Records provided:
[Begin]

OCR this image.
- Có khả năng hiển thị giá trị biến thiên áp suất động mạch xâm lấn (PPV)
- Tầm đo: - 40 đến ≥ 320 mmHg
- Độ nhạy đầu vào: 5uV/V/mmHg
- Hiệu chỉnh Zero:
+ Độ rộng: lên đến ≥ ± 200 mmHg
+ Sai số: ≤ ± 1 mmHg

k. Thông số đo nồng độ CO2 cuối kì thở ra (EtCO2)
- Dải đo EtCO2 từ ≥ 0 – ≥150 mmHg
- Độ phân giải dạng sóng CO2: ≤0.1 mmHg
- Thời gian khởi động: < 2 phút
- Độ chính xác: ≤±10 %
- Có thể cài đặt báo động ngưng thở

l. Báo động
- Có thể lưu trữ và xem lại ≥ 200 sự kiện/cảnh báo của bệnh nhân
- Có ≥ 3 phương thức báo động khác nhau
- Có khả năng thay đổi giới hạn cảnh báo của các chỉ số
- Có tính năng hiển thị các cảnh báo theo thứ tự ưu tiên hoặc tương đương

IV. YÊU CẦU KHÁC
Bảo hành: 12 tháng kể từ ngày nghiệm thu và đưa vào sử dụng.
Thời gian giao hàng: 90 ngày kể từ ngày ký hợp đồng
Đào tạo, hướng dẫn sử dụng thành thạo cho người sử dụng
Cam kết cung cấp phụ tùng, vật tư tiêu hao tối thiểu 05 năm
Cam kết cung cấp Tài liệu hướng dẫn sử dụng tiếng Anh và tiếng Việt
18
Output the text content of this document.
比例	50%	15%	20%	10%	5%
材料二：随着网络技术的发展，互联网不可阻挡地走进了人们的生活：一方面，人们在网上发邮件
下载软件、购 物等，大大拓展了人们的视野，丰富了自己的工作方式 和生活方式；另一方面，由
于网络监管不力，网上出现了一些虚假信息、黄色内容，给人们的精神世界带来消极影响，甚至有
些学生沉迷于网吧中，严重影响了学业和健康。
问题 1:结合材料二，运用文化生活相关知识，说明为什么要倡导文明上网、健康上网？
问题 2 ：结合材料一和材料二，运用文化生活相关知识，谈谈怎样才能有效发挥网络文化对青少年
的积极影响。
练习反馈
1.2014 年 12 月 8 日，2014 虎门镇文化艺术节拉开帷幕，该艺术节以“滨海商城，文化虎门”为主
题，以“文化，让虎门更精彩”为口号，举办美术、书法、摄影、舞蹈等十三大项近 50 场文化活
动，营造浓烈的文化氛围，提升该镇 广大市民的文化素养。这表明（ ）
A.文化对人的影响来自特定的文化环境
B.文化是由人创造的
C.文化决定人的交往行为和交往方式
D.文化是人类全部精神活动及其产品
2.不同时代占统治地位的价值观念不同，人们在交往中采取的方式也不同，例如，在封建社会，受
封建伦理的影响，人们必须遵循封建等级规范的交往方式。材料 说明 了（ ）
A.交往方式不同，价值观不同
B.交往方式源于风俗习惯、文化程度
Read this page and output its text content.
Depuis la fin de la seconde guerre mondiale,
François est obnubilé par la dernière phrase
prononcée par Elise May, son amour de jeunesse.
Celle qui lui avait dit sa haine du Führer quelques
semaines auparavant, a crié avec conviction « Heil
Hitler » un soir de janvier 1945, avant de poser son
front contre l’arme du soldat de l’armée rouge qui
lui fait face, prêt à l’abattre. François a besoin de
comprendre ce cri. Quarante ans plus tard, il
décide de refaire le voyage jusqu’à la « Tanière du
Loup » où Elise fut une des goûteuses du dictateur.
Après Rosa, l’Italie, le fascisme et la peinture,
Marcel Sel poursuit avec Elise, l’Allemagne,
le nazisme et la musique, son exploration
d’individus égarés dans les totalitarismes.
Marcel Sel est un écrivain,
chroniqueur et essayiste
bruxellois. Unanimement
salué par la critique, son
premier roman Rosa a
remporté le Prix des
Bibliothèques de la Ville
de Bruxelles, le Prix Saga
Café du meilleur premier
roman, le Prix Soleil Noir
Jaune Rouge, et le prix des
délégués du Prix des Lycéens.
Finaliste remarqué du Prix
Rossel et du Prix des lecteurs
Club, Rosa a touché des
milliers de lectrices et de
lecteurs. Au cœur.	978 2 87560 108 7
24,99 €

[End]

Exercise goal: Write every line of the material above again, exactly.

Solution:
OCR this image.
- Có khả năng hiển thị giá trị biến thiên áp suất động mạch xâm lấn (PPV)
- Tầm đo: - 40 đến ≥ 320 mmHg
- Độ nhạy đầu vào: 5uV/V/mmHg
- Hiệu chỉnh Zero:
+ Độ rộng: lên đến ≥ ± 200 mmHg
+ Sai số: ≤ ± 1 mmHg

k. Thông số đo nồng độ CO2 cuối kì thở ra (EtCO2)
- Dải đo EtCO2 từ ≥ 0 – ≥150 mmHg
- Độ phân giải dạng sóng CO2: ≤0.1 mmHg
- Thời gian khởi động: < 2 phút
- Độ chính xác: ≤±10 %
- Có thể cài đặt báo động ngưng thở

l. Báo động
- Có thể lưu trữ và xem lại ≥ 200 sự kiện/cảnh báo của bệnh nhân
- Có ≥ 3 phương thức báo động khác nhau
- Có khả năng thay đổi giới hạn cảnh báo của các chỉ số
- Có tính năng hiển thị các cảnh báo theo thứ tự ưu tiên hoặc tương đương

IV. YÊU CẦU KHÁC
Bảo hành: 12 tháng kể từ ngày nghiệm thu và đưa vào sử dụng.
Thời gian giao hàng: 90 ngày kể từ ngày ký hợp đồng
Đào tạo, hướng dẫn sử dụng thành thạo cho người sử dụng
Cam kết cung cấp phụ tùng, vật tư tiêu hao tối thiểu 05 năm
Cam kết cung cấp Tài liệu hướng dẫn sử dụng tiếng Anh và tiếng Việt
18
Output the text content of this document.
比例	50%	15%	20%	10%	5%
材料二：随着网络技术的发展，互联网不可阻挡地走进了人们的生活：一方面，人们在网上发邮件
下载软件、购 物等，大大拓展了人们的视野，丰富了自己的工作方式 和生活方式；另一方面，由
于网络监管不力，网上出现了一些虚假信息、黄色内容，给人们的精神世界带来消极影响，甚至有
些学生沉迷于网吧中，严重影响了学业和健康。
问题 1:结合材料二，运用文化生活相关知识，说明为什么要倡导文明上网、健康上网？
问题 2 ：结合材料一和材料二，运用文化生活相关知识，谈谈怎样才能有效发挥网络文化对青少年
的积极影响。
练习反馈
1.2014 年 12 月 8 日，2014 虎门镇文化艺术节拉开帷幕，该艺术节以“滨海商城，文化虎门”为主
题，以“文化，让虎门更精彩”为口号，举办美术、书法、摄影、舞蹈等十三大项近 50 场文化活
动，营造浓烈的文化氛围，提升该镇 广大市民的文化素养。这表明（ ）
A.文化对人的影响来自特定的文化环境
B.文化是由人创造的
C.文化决定人的交往行为和交往方式
D.文化是人类全部精神活动及其产品
2.不同时代占统治地位的价值观念不同，人们在交往中采取的方式也不同，例如，在封建社会，受
封建伦理的影响，人们必须遵循封建等级规范的交往方式。材料 说明 了（ ）
A.交往方式不同，价值观不同
B.交往方式源于风俗习惯、文化程度
Read this page and output its text content.
Depuis la fin de la seconde guerre mondiale,
François est obnubilé par la dernière phrase
prononcée par Elise May, son amour de jeunesse.
Celle qui lui avait dit sa haine du Führer quelques
semaines auparavant, a crié avec conviction « Heil
Hitler » un soir de janvier 1945, avant de poser son
front contre l’arme du soldat de l’armée rouge qui
lui fait face, prêt à l’abattre. François a besoin de
comprendre ce cri. Quarante ans plus tard, il
décide de refaire le voyage jusqu’à la « Tanière du
Loup » où Elise fut une des goûteuses du dictateur.
Après Rosa, l’Italie, le fascisme et la peinture,
Marcel Sel poursuit avec Elise, l’Allemagne,
le nazisme et la musique, son exploration
d’individus égarés dans les totalitarismes.
Marcel Sel est un écrivain,
chroniqueur et essayiste
bruxellois. Unanimement
salué par la critique, son
premier roman Rosa a
remporté le Prix des
Bibliothèques de la Ville
de Bruxelles, le Prix Saga
Café du meilleur premier
roman, le Prix Soleil Noir
Jaune Rouge, et le prix des
délégués du Prix des Lycéens.
Finaliste remarqué du Prix
Rossel et du Prix des lecteurs
Club, Rosa a touché des
milliers de lectrices et de
lecteurs. Au cœur.	978 2 87560 108 7
24,99 €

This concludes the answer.